» **TASK DETAILS**
Leave out the pictures and transcribe everything else exactly.
─── LISTED ENTRIES
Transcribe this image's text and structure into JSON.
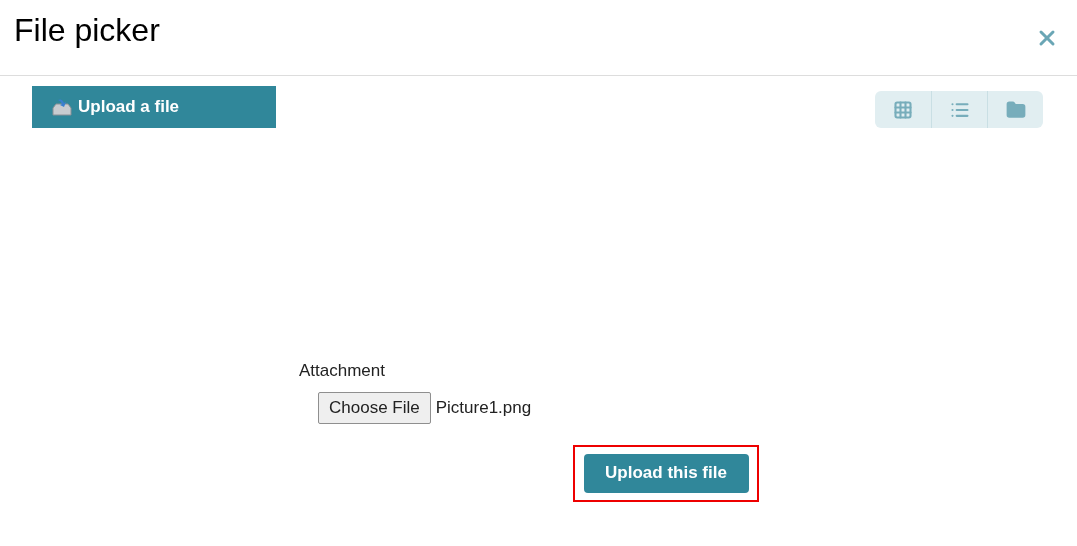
{
  "dialog": {
    "title": "File picker"
  },
  "repository": {
    "label": "Upload a file",
    "selected": true
  },
  "view_modes": [
    {
      "kind": "grid"
    },
    {
      "kind": "list"
    },
    {
      "kind": "folder"
    }
  ],
  "form": {
    "attachment_label": "Attachment",
    "choose_button": "Choose File",
    "file_name": "Picture1.png",
    "submit": {
      "label": "Upload this file",
      "highlighted": true
    }
  }
}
──────
» **ANSWER TO THIS EXERCISE**
Transcribe this image's text and structure into JSON.
{
  "dialog": {
    "title": "File picker"
  },
  "repository": {
    "label": "Upload a file",
    "selected": true
  },
  "view_modes": [
    {
      "kind": "grid"
    },
    {
      "kind": "list"
    },
    {
      "kind": "folder"
    }
  ],
  "form": {
    "attachment_label": "Attachment",
    "choose_button": "Choose File",
    "file_name": "Picture1.png",
    "submit": {
      "label": "Upload this file",
      "highlighted": true
    }
  }
}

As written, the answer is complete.